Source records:
......

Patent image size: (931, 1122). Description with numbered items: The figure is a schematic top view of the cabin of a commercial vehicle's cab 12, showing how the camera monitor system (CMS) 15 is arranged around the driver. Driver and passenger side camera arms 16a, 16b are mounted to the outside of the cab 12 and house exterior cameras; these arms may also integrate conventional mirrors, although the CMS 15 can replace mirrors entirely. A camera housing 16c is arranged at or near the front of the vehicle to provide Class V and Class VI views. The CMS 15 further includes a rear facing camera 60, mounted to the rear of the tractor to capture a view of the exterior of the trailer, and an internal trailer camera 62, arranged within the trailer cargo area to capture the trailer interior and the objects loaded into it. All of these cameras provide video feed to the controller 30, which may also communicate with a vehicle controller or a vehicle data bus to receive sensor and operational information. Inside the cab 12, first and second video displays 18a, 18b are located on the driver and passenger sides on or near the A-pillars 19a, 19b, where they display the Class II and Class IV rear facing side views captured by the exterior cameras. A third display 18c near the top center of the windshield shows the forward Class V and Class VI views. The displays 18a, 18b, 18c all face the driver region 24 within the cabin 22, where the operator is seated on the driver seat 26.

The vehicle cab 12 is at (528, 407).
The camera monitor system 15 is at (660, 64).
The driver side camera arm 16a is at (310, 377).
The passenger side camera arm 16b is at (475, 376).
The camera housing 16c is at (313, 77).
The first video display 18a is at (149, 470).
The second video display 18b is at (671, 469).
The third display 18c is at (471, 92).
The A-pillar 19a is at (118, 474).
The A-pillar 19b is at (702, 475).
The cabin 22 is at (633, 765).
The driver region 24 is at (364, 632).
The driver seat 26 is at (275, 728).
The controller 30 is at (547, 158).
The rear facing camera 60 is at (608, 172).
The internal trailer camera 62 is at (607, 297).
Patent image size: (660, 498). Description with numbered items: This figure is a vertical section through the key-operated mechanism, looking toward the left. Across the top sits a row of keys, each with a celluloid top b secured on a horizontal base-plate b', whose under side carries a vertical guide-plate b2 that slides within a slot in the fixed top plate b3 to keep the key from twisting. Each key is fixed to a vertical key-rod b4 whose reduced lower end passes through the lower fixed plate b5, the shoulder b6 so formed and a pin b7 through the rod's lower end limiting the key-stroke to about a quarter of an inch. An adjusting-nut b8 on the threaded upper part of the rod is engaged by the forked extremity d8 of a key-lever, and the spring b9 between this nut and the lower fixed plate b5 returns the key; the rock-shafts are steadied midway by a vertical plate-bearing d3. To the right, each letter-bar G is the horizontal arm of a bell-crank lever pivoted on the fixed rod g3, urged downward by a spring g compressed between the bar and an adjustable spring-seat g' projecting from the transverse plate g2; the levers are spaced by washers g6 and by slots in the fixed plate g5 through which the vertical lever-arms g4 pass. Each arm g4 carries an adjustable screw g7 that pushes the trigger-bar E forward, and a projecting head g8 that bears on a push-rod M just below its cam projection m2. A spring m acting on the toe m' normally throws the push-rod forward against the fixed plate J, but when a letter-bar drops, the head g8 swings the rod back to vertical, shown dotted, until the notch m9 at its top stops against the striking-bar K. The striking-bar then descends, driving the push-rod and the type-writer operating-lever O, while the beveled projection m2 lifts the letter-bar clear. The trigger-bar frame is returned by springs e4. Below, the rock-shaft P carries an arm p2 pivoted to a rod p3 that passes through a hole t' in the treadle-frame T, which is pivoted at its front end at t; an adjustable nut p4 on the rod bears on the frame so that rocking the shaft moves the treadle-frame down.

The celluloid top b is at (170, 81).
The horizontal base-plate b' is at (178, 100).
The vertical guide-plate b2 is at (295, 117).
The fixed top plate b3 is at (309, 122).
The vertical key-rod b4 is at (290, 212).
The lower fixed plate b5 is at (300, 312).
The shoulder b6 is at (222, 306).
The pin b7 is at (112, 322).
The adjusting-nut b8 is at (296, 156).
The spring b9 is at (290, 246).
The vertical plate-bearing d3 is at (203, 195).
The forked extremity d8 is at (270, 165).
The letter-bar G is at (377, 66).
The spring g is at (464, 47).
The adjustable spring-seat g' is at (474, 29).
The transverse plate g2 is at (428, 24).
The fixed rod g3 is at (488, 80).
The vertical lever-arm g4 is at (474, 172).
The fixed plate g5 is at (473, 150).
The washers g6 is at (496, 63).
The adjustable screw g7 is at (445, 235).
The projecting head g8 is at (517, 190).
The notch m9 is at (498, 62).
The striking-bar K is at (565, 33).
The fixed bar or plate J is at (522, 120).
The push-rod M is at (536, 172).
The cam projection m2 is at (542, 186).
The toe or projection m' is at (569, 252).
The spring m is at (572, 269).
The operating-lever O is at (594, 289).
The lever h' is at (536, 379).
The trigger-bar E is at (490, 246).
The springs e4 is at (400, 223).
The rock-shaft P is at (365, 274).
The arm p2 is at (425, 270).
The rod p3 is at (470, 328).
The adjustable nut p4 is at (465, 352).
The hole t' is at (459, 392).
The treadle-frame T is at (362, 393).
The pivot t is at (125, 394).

......

**WHAT YOU HAVE TO DO**.
Write out again the lines from the very start of the source records through the line with "The A-pillar 19a is at (118, 474).", including that line.

**OUTPUT**.
Patent image size: (931, 1122). Description with numbered items: The figure is a schematic top view of the cabin of a commercial vehicle's cab 12, showing how the camera monitor system (CMS) 15 is arranged around the driver. Driver and passenger side camera arms 16a, 16b are mounted to the outside of the cab 12 and house exterior cameras; these arms may also integrate conventional mirrors, although the CMS 15 can replace mirrors entirely. A camera housing 16c is arranged at or near the front of the vehicle to provide Class V and Class VI views. The CMS 15 further includes a rear facing camera 60, mounted to the rear of the tractor to capture a view of the exterior of the trailer, and an internal trailer camera 62, arranged within the trailer cargo area to capture the trailer interior and the objects loaded into it. All of these cameras provide video feed to the controller 30, which may also communicate with a vehicle controller or a vehicle data bus to receive sensor and operational information. Inside the cab 12, first and second video displays 18a, 18b are located on the driver and passenger sides on or near the A-pillars 19a, 19b, where they display the Class II and Class IV rear facing side views captured by the exterior cameras. A third display 18c near the top center of the windshield shows the forward Class V and Class VI views. The displays 18a, 18b, 18c all face the driver region 24 within the cabin 22, where the operator is seated on the driver seat 26.

The vehicle cab 12 is at (528, 407).
The camera monitor system 15 is at (660, 64).
The driver side camera arm 16a is at (310, 377).
The passenger side camera arm 16b is at (475, 376).
The camera housing 16c is at (313, 77).
The first video display 18a is at (149, 470).
The second video display 18b is at (671, 469).
The third display 18c is at (471, 92).
The A-pillar 19a is at (118, 474).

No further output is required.